— AIM —
Determine which lines contain the word "screenshot", then copy those lines.
━━━ EXCERPTED DATA ━━━
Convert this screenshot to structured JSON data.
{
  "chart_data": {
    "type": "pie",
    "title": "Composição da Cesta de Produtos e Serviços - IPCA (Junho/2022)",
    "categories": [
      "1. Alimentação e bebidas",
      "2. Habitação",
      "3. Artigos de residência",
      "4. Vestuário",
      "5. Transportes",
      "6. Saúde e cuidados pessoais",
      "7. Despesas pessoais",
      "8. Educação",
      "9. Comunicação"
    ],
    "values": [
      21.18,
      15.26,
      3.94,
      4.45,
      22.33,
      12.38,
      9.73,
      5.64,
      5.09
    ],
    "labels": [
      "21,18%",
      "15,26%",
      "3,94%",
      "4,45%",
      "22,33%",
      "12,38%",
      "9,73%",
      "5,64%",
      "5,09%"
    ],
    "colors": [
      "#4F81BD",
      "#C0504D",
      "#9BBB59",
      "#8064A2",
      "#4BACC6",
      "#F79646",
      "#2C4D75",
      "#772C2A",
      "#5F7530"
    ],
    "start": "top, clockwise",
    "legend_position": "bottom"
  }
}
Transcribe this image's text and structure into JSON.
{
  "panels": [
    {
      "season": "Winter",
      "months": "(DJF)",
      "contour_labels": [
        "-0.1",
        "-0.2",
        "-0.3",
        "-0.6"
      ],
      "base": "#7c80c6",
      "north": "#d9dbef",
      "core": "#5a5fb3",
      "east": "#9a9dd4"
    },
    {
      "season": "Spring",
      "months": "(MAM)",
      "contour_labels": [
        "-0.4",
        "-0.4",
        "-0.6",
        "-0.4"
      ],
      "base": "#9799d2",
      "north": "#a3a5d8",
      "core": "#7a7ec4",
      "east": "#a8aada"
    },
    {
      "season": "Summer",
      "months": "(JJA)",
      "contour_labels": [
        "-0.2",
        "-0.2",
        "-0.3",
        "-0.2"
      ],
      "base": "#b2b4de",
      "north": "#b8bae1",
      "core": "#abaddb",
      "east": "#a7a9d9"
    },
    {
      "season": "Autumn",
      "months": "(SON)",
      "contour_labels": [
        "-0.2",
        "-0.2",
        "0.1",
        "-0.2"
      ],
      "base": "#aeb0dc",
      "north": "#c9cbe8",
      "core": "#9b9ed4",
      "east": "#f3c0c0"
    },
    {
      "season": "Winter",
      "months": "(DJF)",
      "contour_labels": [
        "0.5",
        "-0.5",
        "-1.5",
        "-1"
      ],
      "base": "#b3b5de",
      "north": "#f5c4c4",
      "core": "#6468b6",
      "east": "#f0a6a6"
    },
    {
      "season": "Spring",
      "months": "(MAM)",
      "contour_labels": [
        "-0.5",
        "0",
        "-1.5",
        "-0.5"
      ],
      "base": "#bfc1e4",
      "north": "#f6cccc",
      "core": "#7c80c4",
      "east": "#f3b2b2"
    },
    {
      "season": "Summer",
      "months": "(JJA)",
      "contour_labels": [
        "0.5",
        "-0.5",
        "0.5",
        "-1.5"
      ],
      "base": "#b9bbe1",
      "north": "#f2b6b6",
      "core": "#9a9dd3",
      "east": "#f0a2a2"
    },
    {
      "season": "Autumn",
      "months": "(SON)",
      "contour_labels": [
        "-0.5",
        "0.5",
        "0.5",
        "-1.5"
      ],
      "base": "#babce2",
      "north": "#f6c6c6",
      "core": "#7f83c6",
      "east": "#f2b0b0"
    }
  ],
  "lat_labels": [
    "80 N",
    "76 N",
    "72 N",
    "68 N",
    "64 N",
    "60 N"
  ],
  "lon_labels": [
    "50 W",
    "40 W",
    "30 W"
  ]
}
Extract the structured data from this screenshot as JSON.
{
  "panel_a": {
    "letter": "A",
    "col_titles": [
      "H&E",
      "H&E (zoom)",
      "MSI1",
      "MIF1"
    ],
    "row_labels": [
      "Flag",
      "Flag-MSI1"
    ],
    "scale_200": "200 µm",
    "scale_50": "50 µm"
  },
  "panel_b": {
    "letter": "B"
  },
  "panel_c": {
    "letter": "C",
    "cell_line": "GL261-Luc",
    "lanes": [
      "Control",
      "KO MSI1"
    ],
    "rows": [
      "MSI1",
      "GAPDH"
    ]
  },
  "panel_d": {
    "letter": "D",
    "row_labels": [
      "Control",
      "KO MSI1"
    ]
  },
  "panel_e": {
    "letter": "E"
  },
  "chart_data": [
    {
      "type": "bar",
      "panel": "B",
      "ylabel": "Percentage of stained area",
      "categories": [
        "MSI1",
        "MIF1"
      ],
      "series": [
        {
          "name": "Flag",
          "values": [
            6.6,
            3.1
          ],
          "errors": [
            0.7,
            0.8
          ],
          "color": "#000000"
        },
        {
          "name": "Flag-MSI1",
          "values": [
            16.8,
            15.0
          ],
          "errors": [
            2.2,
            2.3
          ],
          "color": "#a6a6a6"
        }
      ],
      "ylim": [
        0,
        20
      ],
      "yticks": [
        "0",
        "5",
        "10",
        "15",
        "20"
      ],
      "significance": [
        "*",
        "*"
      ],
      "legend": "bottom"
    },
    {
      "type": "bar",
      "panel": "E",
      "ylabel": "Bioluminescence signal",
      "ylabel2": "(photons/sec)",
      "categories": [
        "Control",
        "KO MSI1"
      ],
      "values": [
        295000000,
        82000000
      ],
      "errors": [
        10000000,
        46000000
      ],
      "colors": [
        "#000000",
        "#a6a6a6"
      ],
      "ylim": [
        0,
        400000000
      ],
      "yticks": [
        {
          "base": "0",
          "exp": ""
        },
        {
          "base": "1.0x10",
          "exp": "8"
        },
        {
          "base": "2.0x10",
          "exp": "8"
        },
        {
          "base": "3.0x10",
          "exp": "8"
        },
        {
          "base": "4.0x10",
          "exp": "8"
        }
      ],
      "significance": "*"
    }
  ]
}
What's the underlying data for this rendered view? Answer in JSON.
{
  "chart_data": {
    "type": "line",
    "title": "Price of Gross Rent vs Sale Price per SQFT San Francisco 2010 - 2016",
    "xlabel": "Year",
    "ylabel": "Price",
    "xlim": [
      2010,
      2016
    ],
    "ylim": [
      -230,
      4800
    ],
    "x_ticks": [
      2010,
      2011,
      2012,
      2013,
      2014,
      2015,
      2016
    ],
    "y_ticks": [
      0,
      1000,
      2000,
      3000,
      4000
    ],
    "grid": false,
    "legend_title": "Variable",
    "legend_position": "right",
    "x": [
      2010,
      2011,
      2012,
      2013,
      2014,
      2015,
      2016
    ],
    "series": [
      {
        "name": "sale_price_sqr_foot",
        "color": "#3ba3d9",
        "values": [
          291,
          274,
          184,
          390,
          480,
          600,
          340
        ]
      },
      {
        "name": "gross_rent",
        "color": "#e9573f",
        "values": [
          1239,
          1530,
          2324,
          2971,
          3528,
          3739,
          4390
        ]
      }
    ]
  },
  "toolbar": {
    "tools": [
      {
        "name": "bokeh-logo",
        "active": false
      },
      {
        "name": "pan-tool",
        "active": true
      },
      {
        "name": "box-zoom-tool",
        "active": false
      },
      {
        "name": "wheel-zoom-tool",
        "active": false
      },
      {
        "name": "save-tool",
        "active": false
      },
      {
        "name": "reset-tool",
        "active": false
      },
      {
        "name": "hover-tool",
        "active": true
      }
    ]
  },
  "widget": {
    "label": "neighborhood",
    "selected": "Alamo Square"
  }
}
━━━
— WRITTEN REPLY —
Convert this screenshot to structured JSON data.
Extract the structured data from this screenshot as JSON.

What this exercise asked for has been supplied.